» **INSTRUCTION**
Each line that includes the string "подпункта" counts once; give the total and nothing else.

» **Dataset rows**
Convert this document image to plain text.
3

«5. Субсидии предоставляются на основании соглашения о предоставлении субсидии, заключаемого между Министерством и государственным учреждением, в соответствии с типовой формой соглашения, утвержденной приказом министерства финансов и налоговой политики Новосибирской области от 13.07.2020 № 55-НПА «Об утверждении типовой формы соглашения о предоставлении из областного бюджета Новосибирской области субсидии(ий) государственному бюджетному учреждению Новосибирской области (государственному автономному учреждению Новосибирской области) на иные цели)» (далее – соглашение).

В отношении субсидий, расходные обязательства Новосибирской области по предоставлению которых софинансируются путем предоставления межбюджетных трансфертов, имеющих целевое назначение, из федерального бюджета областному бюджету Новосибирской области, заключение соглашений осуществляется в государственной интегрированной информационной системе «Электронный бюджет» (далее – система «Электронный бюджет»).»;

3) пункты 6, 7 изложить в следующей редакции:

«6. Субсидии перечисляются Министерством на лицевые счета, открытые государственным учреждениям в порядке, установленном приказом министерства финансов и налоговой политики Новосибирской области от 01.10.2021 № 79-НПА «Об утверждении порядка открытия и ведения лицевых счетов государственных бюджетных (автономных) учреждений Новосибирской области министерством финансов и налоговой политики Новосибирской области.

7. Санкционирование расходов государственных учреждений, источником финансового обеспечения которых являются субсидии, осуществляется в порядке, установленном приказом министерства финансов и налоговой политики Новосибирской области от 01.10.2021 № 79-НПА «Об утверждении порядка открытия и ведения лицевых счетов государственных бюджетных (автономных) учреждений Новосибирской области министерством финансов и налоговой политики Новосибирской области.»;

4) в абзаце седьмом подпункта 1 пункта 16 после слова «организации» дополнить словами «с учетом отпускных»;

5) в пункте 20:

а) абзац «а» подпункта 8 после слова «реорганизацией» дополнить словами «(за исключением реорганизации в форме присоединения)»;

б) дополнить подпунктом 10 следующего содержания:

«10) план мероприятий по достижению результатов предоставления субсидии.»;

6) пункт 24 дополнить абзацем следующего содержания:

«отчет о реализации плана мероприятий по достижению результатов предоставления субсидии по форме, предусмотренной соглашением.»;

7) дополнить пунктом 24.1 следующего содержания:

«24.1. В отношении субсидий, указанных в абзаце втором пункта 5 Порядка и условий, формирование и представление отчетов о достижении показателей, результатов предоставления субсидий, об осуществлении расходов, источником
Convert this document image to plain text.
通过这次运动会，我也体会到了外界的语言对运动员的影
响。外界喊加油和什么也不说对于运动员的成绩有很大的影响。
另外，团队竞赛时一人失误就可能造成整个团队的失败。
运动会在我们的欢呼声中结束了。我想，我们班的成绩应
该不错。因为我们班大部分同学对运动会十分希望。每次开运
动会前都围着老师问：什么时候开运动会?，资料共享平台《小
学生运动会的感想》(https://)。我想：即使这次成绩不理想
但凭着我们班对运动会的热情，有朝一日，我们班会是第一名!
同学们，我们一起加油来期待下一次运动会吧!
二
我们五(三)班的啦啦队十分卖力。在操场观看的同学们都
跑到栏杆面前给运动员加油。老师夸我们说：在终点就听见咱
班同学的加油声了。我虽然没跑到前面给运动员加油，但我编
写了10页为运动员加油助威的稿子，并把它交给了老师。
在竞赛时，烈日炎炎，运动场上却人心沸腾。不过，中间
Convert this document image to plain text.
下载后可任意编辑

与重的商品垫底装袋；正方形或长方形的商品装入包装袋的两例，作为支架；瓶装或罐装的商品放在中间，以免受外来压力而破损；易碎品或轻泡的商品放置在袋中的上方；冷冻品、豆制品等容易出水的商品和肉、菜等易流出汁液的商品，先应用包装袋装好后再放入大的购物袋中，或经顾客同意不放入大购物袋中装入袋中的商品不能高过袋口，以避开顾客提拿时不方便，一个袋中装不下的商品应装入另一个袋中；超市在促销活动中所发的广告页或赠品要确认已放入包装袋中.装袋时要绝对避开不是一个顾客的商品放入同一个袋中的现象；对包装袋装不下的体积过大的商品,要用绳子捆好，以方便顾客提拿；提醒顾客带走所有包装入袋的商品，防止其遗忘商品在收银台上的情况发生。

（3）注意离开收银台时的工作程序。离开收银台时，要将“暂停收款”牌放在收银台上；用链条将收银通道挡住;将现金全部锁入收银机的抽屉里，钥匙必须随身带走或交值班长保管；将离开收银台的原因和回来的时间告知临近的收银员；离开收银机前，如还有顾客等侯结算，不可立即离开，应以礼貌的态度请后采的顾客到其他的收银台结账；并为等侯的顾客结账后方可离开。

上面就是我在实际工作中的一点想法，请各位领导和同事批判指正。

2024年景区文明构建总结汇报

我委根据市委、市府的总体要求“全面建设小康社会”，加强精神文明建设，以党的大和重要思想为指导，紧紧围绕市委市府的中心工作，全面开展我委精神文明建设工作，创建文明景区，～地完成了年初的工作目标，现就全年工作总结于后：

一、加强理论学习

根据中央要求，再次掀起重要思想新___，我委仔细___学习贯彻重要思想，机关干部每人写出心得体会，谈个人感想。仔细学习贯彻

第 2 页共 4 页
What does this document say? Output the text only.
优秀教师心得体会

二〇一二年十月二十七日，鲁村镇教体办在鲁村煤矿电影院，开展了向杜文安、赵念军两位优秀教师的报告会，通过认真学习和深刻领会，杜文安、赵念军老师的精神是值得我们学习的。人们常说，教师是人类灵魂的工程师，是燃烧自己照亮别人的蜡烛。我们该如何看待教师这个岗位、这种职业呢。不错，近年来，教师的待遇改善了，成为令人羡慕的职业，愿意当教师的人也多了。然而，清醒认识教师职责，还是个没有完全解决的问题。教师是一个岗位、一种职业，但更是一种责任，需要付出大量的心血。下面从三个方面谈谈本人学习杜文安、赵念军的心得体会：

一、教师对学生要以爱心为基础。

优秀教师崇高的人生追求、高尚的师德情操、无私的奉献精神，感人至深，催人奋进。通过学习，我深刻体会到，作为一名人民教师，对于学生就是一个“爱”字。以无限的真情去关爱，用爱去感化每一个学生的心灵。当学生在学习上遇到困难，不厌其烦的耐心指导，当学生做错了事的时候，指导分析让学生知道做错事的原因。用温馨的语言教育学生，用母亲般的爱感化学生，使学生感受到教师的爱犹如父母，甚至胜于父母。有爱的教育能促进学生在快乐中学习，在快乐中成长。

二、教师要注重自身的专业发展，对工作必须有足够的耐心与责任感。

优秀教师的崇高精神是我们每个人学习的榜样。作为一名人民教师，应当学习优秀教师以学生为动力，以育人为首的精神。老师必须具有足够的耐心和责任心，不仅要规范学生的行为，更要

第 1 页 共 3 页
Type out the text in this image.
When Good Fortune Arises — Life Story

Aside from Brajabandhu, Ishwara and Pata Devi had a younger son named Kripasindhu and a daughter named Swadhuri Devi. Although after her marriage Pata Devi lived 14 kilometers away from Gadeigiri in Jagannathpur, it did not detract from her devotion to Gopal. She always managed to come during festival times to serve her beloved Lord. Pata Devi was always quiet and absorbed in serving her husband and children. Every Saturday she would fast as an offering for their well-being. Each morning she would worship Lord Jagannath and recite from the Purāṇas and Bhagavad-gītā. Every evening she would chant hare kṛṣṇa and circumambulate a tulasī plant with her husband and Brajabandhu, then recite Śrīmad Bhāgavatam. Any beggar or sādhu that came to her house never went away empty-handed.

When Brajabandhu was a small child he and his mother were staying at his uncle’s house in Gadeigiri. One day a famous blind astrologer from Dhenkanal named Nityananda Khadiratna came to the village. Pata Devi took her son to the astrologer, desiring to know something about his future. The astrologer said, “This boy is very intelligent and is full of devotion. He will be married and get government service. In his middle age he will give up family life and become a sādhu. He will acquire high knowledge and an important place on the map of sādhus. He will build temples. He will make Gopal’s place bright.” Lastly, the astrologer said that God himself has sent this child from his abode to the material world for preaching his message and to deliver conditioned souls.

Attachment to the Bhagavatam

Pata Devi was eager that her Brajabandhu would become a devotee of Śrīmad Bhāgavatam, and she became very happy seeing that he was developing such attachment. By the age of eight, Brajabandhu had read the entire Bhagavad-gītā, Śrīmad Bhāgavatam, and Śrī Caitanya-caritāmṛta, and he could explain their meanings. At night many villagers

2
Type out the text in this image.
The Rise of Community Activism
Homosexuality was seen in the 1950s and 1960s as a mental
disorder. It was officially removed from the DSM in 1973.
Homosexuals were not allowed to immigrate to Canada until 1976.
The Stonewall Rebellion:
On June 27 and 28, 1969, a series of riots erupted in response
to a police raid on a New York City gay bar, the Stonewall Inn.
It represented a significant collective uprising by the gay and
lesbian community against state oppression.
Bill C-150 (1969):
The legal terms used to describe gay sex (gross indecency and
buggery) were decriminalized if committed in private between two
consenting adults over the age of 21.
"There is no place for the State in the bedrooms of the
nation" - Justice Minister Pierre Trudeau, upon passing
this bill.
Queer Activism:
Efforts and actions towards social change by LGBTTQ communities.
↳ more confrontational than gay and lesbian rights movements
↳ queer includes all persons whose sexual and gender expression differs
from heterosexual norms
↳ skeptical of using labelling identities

» **SOLUTION**
2